◆ **DIRECTIONS**: Carry on the comment thread about Crockford's views on actor-based languages, picking up after its last sentence.

◆ **EXTRACT TO READ**:
I really respect that you provide transcripts. It's terribly important for accessibility and for getting what people have said into the various search engines.

I was sad to hear that Crockford is not aiming to be the author of "the next language" anymore, but I wonder how sincere that really is. His thoughts on actor-based languages are interesting.

Thanks!

Crockford's thoughts on actors are really interesting. I tried to pull them apart but I didn't get very far and ended up not including them in the episode.

What he is envisioning is not exactly like Erlang but not exactly like Scheme. He said that Carl Hewitt had a lot of ideas and they were hard to unpack.

If you're interested though, I would reach out to him. He is very approachable and excited to talk to people with ideas for new ways of making things simple.

I do wish some more details about his current thoughts on actors had been included, though I can understand if they were hard to tease out. I would guess that may go back to his work on Electric Communities as E was a message passing system. Would be interested in hearing more of where his mind is on actors today.

The closest thing we have right now I think is Spritely Goblins, though that is Scheme. (Not coincidentally, one of the other Electric Communities co-founders is also a Spritely Institute co-founder: https://spritely.institute/about/)

◆ **RECORDS SUPPLIED**:
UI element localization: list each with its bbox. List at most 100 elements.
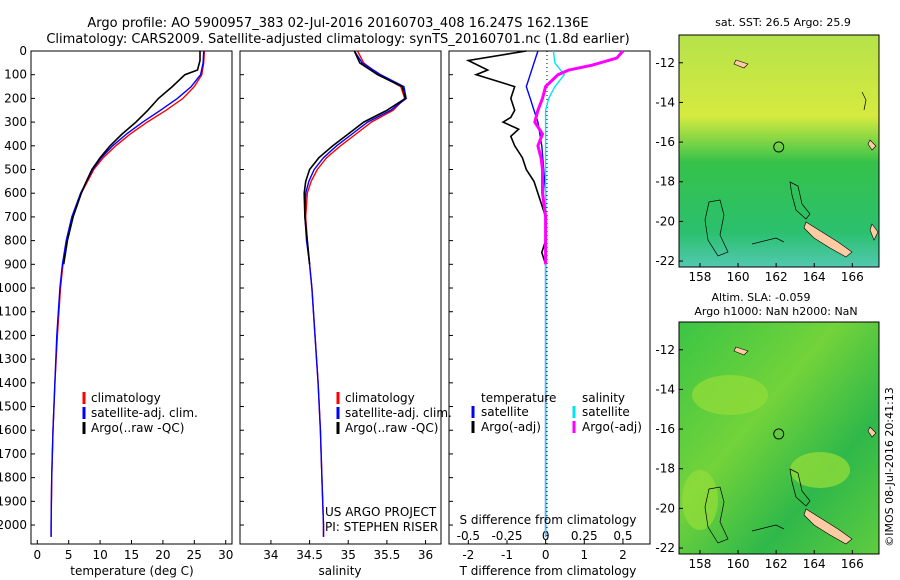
x-tick-label: 36 (418, 548, 433, 562)
x-tick-label: -1 (501, 548, 513, 562)
depth-tick-label: 700 (4, 210, 27, 224)
legend-argo: Argo(..raw -QC) (91, 421, 184, 435)
sst-x-axis: 158 160 162 164 166 (688, 263, 864, 284)
depth-tick-label: 1800 (0, 471, 27, 485)
x-tick-label: 2 (619, 548, 627, 562)
depth-tick-label: 1400 (0, 376, 27, 390)
x-tick-label: 15 (124, 548, 139, 562)
map-x-tick-label: 162 (765, 557, 788, 571)
map-x-tick-label: 160 (727, 557, 750, 571)
salinity-x-axis: 34 34.5 35 35.5 36 (263, 540, 433, 562)
x-tick-label: 35 (341, 548, 356, 562)
sst-y-axis: -12 -14 -16 -18 -20 -22 (655, 56, 683, 268)
depth-tick-label: 2000 (0, 518, 27, 532)
difference-panel: -2 -1 0 1 2-0.5 -0.25 0 0.25 0.5 S difference fr… (448, 50, 651, 578)
island-shape (867, 139, 877, 151)
legend-satellite: satellite-adj. clim. (91, 406, 198, 420)
depth-tick-label: 100 (4, 68, 27, 82)
legend-s-argo: Argo(-adj) (582, 420, 642, 434)
map-x-tick-label: 166 (841, 557, 864, 571)
map-x-tick-label: 158 (688, 270, 711, 284)
island-shape (869, 223, 879, 241)
x-tick-label: 35.5 (374, 548, 401, 562)
map-y-tick-label: -18 (655, 175, 675, 189)
depth-tick-label: 1100 (0, 305, 27, 319)
island-shape (733, 346, 749, 356)
difference-axes-box (448, 50, 651, 545)
temperature-series (50, 50, 206, 537)
series-argo-raw-qc (62, 51, 201, 265)
sst-map-title: sat. SST: 26.5 Argo: 25.9 (715, 16, 851, 29)
x-tick-label: 25 (187, 548, 202, 562)
bathymetry-contour (861, 91, 867, 111)
series-salinity-satellite (544, 50, 566, 537)
bathymetry-contour (751, 237, 785, 245)
depth-tick-label: 200 (4, 91, 27, 105)
depth-tick-label: 300 (4, 115, 27, 129)
depth-tick-label: 800 (4, 234, 27, 248)
map-y-tick-label: -12 (655, 56, 675, 70)
difference-xlabel: T difference from climatology (459, 564, 637, 578)
new-caledonia-shape (803, 508, 853, 545)
x-tick-label: 0 (542, 548, 550, 562)
depth-tick-label: 1500 (0, 400, 27, 414)
top-tick-label: -0.25 (491, 529, 522, 543)
map-y-tick-label: -20 (655, 501, 675, 515)
legend-s-satellite: satellite (582, 405, 630, 419)
depth-tick-label: 1200 (0, 328, 27, 342)
legend-t-satellite: satellite (481, 405, 529, 419)
map-x-tick-label: 164 (803, 270, 826, 284)
header-line-2: Climatology: CARS2009. Satellite-adjuste… (46, 32, 629, 47)
salinity-axes-box (239, 50, 442, 545)
project-line-1: US ARGO PROJECT (325, 505, 437, 519)
map-y-tick-label: -12 (655, 343, 675, 357)
x-tick-label: -2 (462, 548, 474, 562)
temperature-x-axis: 0 5 10 15 20 25 30 (33, 540, 233, 562)
map-y-tick-label: -20 (655, 214, 675, 228)
map-y-tick-label: -14 (655, 382, 675, 396)
bathymetry-contour (789, 468, 811, 507)
series-satellite-adj-clim (50, 50, 205, 537)
anomaly-patch (682, 470, 718, 530)
sla-y-axis: -12 -14 -16 -18 -20 -22 (655, 343, 683, 555)
new-caledonia-shape (803, 221, 853, 258)
series-climatology (50, 50, 206, 537)
map-y-tick-label: -16 (655, 422, 675, 436)
sla-contours (704, 468, 811, 544)
legend-salinity-header: salinity (582, 391, 625, 405)
legend-t-argo: Argo(-adj) (481, 420, 541, 434)
x-tick-label: 30 (218, 548, 233, 562)
map-y-tick-label: -22 (655, 254, 675, 268)
map-x-tick-label: 160 (727, 270, 750, 284)
legend-argo: Argo(..raw -QC) (345, 421, 438, 435)
series-climatology (304, 50, 406, 537)
project-line-2: PI: STEPHEN RISER (325, 520, 438, 534)
sst-map: sat. SST: 26.5 Argo: 25.9 158 160 162 164 16… (655, 16, 880, 284)
sla-map-title-2: Argo h1000: NaN h2000: NaN (694, 305, 857, 318)
x-tick-label: 34.5 (296, 548, 323, 562)
difference-legend: temperature salinity satellite Argo(-adj… (471, 391, 642, 434)
sla-map-frame (678, 321, 880, 555)
map-x-tick-label: 162 (765, 270, 788, 284)
depth-tick-label: 1700 (0, 447, 27, 461)
salinity-series (303, 50, 407, 537)
series-argo-raw-qc (303, 50, 407, 265)
temperature-xlabel: temperature (deg C) (70, 564, 193, 578)
anomaly-patch (790, 452, 850, 488)
map-y-tick-label: -14 (655, 95, 675, 109)
sla-map: Altim. SLA: -0.059 Argo h1000: NaN h2000… (655, 291, 880, 571)
salinity-legend: climatology satellite-adj. clim. Argo(..… (336, 391, 452, 435)
depth-tick-label: 1300 (0, 352, 27, 366)
sst-contours (704, 91, 867, 257)
anomaly-patch (692, 375, 768, 415)
top-tick-label: 0.5 (613, 529, 632, 543)
difference-xlabel-top: S difference from climatology (460, 513, 637, 527)
island-shape (867, 426, 877, 438)
difference-series (465, 50, 625, 537)
series-temperature-argo-adj (465, 50, 547, 265)
map-y-tick-label: -22 (655, 541, 675, 555)
top-tick-label: -0.5 (457, 529, 480, 543)
x-tick-label: 10 (92, 548, 107, 562)
sla-map-title-1: Altim. SLA: -0.059 (711, 291, 810, 304)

◆ **EXERCISE RESULT**:
The design of the language he is (was?) working on is here:

http://www.crockford.com/misty/

There are a few talks from a few months ago on Youtube that detail some of the rationale behind it.

Oh cool, thanks for the pointers!
Just wanted to say your podcasts are really good. Many podcasters aim for quantity over quality; with you it’s the other way around. Thank you!
I remember a meeting where a consultant from an MCP excitedly told our mutual client that the XP in the upcoming version of Windows stood for 'XML Protocol.'

More innocent times.

I had a power strip which had "works with windows 95" on the packaging box.
This is just an example of how marketing knows nothing about the products they are marketing, or are just flat out snake oil sales. Like packaging for bacon exclaiming "gluten free"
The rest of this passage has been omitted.